> **Records excerpted from a collection**

-- START --

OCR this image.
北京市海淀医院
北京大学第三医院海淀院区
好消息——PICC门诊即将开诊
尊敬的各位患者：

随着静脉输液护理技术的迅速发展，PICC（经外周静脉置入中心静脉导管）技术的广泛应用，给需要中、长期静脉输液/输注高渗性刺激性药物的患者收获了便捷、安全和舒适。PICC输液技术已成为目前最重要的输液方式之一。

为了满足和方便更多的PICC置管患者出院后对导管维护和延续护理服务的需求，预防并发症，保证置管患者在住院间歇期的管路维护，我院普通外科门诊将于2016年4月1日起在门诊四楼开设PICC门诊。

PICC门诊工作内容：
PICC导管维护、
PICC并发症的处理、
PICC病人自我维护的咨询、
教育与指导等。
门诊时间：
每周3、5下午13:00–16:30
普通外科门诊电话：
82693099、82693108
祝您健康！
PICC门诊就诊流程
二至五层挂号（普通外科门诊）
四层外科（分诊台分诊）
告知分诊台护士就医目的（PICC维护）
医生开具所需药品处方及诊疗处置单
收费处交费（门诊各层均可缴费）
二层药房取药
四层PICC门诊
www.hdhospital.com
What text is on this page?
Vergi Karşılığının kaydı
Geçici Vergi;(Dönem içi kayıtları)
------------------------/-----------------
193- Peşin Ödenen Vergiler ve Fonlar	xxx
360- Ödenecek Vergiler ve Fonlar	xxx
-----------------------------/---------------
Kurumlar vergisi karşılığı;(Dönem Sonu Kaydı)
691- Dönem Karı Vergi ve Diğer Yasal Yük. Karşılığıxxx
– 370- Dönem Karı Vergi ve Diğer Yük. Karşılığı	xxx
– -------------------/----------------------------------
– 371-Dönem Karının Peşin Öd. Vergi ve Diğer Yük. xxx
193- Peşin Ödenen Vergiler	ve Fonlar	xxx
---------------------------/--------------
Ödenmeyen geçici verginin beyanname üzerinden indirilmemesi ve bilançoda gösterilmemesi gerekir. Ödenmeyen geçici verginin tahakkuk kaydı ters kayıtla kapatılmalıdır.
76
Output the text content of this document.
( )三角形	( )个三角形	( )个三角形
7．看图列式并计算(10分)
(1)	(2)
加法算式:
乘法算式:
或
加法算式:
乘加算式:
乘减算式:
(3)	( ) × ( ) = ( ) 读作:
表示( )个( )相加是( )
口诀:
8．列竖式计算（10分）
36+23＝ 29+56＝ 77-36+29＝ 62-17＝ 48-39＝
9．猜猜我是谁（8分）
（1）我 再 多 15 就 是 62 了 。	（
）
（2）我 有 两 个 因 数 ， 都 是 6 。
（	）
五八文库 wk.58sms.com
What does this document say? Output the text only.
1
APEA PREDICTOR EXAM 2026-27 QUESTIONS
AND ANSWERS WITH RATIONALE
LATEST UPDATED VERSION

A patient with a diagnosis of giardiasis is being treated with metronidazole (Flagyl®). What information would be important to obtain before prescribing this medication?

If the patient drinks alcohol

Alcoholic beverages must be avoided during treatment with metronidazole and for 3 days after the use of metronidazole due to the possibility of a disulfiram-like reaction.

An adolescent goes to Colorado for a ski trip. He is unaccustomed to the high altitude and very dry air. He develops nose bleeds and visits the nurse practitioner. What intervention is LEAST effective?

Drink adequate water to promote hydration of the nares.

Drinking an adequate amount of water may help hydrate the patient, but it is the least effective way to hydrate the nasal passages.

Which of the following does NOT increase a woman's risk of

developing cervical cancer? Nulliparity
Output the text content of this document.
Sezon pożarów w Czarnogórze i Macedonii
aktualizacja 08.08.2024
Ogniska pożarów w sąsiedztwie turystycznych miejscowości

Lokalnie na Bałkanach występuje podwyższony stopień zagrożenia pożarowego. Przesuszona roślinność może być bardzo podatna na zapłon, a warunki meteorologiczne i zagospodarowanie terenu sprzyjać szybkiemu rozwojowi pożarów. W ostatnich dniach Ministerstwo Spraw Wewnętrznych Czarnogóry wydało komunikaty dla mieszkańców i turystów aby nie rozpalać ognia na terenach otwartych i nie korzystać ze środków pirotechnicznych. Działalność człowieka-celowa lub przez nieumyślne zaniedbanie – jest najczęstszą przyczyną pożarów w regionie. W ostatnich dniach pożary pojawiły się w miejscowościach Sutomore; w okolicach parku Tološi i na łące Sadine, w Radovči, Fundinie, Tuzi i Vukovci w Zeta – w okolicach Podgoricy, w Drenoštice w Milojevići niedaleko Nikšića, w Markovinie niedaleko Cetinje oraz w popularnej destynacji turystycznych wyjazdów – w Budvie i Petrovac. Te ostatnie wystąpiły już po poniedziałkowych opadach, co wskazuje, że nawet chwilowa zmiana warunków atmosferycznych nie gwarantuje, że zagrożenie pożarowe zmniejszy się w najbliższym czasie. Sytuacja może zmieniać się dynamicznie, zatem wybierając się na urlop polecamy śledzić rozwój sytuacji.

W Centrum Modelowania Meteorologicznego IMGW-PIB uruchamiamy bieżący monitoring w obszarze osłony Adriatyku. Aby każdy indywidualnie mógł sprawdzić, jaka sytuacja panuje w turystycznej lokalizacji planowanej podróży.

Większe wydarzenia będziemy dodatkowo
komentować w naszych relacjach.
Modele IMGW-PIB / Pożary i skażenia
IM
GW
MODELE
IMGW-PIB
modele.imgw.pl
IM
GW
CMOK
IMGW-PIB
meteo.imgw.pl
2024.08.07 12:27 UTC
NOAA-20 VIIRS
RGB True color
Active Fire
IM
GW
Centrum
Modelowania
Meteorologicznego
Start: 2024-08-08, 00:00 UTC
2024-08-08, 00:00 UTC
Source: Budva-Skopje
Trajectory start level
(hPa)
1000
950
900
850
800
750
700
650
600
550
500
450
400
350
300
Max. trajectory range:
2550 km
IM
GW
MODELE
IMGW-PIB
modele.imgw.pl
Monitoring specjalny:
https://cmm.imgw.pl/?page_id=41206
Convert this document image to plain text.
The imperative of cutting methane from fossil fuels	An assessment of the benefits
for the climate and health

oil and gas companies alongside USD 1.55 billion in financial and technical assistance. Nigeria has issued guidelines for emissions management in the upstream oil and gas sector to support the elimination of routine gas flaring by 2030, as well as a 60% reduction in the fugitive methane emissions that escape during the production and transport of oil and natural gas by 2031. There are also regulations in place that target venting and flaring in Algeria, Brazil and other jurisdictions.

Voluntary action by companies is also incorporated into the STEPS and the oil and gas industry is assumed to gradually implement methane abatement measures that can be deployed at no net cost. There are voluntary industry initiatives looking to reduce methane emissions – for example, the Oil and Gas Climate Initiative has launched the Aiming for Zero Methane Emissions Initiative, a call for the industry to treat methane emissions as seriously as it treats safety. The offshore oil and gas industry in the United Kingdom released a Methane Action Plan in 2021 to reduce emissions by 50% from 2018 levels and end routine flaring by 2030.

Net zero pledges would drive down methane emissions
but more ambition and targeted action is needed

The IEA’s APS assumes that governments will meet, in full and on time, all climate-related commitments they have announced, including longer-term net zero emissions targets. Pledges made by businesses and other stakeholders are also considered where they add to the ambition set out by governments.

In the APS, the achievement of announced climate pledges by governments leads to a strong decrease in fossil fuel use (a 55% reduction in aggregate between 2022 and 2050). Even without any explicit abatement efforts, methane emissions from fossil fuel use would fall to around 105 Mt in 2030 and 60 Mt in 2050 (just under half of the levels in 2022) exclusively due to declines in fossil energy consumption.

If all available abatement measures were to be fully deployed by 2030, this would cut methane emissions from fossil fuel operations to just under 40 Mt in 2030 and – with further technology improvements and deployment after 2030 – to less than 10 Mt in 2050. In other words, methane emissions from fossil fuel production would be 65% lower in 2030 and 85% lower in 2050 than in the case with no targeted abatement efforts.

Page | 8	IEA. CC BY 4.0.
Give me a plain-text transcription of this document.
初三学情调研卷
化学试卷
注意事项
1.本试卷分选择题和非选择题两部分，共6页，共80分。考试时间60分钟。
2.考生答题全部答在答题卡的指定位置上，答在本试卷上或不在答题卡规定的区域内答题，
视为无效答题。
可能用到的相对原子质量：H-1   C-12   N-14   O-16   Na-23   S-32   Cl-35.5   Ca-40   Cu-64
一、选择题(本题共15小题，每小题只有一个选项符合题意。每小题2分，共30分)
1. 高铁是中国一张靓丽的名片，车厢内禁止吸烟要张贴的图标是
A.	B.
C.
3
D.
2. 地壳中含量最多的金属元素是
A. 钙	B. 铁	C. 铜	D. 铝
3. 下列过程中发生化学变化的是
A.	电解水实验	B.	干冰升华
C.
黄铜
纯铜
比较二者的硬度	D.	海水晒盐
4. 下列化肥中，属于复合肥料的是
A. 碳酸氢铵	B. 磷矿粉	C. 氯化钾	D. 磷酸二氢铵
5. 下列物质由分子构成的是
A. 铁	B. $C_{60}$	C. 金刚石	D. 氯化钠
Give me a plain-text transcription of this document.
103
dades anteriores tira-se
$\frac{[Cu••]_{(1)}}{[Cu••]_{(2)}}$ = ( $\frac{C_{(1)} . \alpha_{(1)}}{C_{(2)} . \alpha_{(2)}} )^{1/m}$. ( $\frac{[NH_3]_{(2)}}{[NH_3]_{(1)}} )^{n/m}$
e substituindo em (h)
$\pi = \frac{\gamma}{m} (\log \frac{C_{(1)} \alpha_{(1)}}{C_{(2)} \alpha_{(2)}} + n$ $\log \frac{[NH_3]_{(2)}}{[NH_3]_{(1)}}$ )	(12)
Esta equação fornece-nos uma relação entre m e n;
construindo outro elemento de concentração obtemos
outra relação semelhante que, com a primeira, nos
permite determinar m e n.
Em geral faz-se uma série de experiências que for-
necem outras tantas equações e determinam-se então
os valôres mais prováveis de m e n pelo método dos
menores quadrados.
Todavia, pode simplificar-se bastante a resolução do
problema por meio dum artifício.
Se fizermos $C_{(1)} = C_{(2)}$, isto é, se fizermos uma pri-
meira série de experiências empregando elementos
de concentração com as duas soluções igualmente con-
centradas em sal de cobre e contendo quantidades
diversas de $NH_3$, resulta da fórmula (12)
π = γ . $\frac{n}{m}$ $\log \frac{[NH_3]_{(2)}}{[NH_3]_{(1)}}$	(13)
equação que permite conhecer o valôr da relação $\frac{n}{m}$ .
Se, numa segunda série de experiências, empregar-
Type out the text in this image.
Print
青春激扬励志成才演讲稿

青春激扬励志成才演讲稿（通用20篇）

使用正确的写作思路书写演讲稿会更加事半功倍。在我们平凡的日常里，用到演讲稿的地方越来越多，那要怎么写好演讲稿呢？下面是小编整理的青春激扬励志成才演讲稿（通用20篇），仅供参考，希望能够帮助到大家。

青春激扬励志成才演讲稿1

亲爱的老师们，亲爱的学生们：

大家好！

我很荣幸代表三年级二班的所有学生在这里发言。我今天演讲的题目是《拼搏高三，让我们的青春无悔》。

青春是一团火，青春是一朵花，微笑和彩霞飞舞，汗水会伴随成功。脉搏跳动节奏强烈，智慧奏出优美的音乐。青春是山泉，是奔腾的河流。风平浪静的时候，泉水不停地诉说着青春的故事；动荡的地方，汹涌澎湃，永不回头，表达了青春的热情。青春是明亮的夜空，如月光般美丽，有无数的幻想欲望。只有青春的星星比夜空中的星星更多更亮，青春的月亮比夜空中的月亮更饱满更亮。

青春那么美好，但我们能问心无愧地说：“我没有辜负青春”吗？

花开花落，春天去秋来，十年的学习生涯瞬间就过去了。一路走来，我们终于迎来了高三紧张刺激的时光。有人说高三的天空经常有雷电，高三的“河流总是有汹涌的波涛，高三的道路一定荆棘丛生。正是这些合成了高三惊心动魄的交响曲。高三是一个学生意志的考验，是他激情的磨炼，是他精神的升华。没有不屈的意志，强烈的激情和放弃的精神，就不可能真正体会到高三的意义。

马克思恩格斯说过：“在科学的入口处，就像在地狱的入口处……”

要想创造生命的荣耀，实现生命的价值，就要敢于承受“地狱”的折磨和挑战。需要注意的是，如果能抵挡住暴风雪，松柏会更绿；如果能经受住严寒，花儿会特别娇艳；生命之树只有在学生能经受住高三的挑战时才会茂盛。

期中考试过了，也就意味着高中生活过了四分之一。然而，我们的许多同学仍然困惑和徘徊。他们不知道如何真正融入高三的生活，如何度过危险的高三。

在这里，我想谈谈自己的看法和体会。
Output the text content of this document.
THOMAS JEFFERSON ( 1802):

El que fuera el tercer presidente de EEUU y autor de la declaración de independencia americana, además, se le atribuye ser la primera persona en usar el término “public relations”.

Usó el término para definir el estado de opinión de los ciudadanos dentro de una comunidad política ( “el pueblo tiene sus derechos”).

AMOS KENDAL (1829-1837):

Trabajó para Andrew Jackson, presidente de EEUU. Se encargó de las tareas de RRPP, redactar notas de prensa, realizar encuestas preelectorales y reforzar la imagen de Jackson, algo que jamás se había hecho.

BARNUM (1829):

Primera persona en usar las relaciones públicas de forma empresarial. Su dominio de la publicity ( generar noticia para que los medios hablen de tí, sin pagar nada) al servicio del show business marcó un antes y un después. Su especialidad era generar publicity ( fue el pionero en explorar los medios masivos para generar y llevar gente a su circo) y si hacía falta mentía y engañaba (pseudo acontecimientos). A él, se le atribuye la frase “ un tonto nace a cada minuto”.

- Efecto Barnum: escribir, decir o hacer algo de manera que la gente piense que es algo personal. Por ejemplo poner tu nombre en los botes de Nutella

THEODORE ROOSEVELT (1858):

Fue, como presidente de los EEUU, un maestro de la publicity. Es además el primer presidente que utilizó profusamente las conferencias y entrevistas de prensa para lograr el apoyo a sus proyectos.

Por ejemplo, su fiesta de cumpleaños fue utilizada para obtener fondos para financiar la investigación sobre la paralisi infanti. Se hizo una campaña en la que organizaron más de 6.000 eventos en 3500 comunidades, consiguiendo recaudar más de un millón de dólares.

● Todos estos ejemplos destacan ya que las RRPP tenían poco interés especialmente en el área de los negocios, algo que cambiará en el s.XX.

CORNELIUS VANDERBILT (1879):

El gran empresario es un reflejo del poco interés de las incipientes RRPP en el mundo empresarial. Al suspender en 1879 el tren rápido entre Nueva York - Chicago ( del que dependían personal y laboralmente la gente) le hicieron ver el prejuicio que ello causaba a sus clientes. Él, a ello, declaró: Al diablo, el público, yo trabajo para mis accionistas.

-- END --

> **PROBLEM REQUIREMENTS**
Each line that holds the word "Ödenen" should be extracted from the records.

> **EXERCISE OUTPUT**
193- Peşin Ödenen Vergiler ve Fonlar	xxx
193- Peşin Ödenen Vergiler	ve Fonlar	xxx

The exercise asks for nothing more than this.